— Start Data in this exercise —
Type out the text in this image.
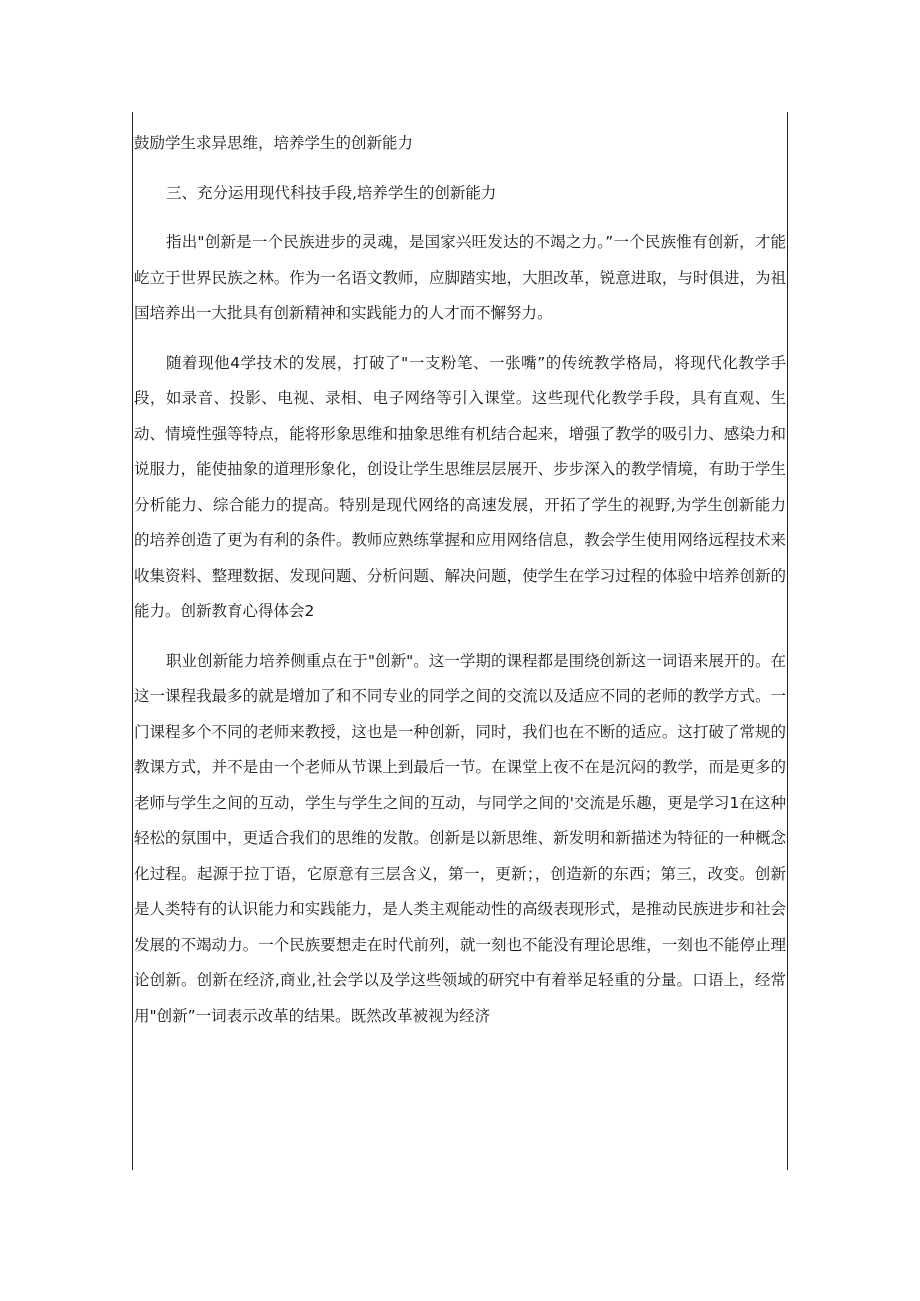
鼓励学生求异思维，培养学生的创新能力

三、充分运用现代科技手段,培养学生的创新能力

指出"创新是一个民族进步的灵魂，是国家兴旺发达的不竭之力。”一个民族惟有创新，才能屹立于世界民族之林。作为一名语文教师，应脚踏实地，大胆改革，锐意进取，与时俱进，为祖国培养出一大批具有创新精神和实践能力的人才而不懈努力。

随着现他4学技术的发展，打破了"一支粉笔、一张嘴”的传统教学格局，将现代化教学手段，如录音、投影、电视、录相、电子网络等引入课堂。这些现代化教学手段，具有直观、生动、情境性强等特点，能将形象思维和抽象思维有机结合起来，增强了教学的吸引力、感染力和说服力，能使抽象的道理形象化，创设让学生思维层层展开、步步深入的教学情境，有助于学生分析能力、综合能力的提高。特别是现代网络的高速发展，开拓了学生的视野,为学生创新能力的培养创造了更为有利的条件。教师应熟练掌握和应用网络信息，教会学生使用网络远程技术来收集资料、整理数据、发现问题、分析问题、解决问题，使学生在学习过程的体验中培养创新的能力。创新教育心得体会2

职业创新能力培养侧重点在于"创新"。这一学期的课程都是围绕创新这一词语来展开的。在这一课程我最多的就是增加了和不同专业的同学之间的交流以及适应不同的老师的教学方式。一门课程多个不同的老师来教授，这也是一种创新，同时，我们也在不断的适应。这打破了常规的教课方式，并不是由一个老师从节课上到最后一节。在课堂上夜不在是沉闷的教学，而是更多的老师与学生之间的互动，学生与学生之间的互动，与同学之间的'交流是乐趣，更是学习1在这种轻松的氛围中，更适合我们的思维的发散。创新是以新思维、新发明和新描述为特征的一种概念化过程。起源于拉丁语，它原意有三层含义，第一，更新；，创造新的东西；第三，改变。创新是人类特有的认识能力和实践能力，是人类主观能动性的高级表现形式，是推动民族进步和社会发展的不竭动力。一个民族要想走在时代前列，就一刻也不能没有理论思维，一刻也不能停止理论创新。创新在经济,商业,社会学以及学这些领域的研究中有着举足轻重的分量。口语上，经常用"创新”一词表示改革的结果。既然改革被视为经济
— End Data in this exercise —
— Start Data in this exercise —
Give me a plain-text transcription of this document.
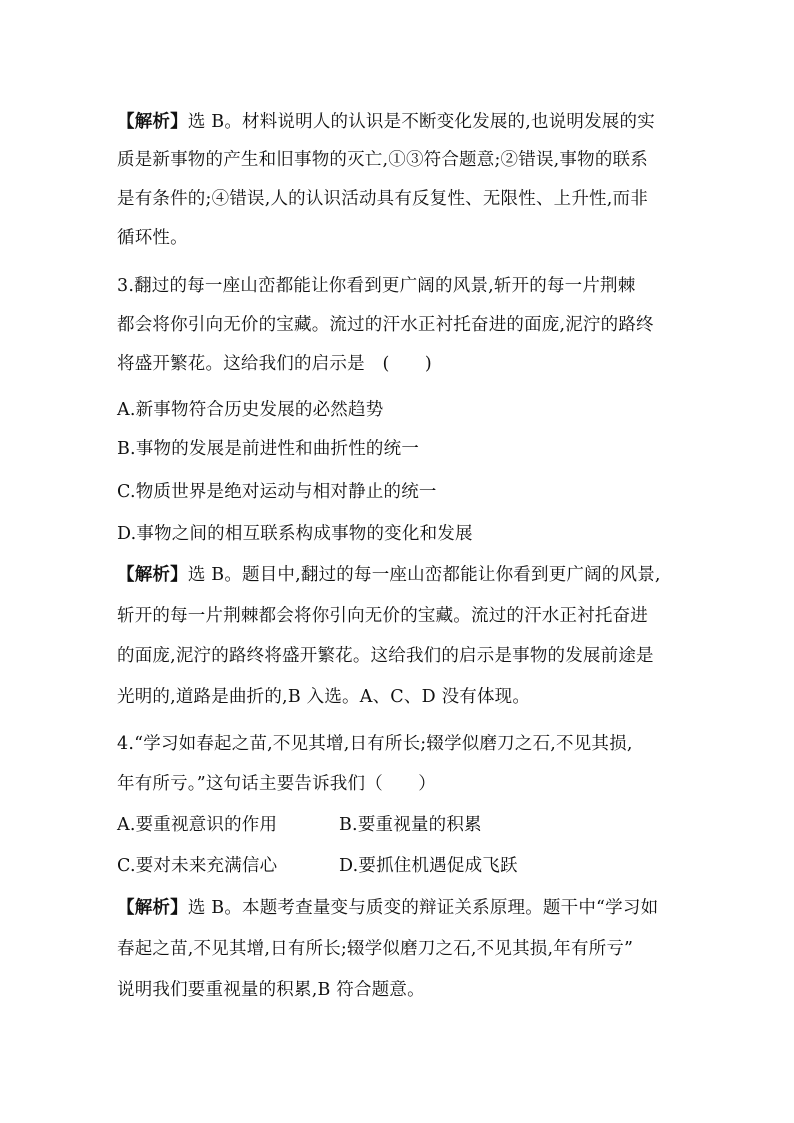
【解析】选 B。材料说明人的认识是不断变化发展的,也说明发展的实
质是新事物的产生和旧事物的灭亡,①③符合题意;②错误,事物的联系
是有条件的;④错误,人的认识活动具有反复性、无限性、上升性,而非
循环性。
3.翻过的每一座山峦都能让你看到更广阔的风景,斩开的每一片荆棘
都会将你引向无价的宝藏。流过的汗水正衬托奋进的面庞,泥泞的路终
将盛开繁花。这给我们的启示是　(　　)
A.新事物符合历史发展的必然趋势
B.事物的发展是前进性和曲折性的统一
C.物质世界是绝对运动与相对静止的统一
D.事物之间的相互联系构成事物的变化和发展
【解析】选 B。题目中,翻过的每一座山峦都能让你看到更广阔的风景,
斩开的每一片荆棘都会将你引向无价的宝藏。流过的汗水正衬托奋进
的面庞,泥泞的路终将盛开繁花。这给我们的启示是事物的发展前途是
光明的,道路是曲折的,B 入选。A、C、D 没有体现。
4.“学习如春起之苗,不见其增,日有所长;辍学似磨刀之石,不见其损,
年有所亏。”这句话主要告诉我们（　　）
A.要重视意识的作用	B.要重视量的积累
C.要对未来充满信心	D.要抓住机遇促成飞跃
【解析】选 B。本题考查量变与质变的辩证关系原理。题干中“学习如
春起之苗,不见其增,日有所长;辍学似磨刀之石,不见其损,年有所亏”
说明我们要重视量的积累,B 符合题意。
— End Data in this exercise —
— Start Data in this exercise —
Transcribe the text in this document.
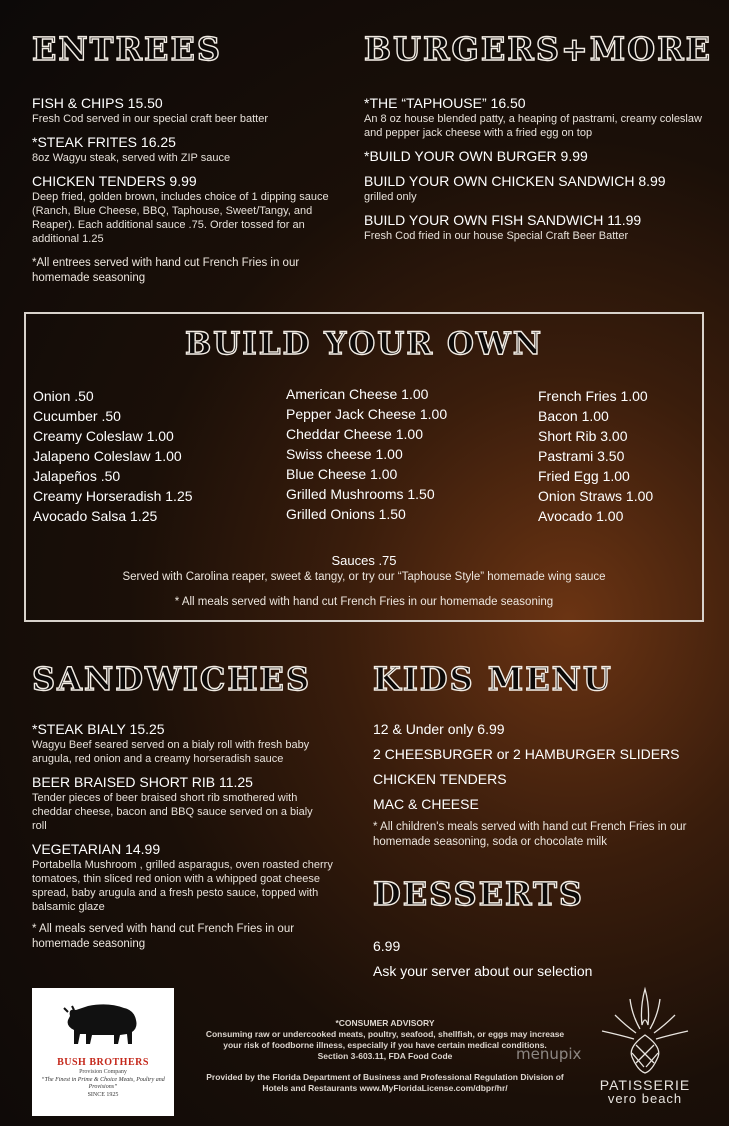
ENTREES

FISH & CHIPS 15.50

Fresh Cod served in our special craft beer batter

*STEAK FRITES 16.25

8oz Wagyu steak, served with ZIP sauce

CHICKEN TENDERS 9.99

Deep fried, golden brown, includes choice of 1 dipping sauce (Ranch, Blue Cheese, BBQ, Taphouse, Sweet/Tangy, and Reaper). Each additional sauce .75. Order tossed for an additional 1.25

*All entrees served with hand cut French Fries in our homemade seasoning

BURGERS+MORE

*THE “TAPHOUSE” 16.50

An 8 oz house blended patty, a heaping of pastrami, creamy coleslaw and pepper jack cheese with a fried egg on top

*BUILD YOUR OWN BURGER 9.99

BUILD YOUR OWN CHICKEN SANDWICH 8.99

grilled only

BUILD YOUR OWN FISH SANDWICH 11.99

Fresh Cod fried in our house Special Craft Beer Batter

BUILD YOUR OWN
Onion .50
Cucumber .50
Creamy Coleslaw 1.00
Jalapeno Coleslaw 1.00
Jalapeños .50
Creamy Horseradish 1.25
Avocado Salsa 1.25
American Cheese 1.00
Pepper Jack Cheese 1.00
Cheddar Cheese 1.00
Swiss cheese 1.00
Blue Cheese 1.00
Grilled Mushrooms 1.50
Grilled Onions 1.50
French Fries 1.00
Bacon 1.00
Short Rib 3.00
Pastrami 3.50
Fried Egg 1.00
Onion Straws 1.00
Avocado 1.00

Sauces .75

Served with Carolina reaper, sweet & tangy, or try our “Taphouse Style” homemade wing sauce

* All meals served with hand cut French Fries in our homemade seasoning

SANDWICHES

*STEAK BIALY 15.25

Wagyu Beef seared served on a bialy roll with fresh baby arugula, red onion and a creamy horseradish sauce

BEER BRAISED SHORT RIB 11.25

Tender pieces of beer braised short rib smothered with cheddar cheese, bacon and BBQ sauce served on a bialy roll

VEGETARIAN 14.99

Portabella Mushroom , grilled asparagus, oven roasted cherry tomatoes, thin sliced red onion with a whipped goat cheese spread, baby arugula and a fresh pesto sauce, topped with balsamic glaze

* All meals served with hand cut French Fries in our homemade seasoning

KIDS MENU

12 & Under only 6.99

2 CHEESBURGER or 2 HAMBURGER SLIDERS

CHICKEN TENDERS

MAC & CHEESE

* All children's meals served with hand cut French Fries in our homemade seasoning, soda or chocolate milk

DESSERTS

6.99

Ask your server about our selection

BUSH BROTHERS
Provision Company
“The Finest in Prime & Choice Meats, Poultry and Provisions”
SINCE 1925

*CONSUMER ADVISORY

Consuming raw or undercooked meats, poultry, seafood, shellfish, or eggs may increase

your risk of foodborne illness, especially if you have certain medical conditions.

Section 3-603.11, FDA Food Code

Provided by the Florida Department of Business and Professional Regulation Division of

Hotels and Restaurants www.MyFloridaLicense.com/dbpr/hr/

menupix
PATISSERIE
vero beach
— End Data in this exercise —
§ Your objective:
Locate each line with the word "日有所长" and copy it.

§ Response to this exercise:
4.“学习如春起之苗,不见其增,日有所长;辍学似磨刀之石,不见其损,
春起之苗,不见其增,日有所长;辍学似磨刀之石,不见其损,年有所亏”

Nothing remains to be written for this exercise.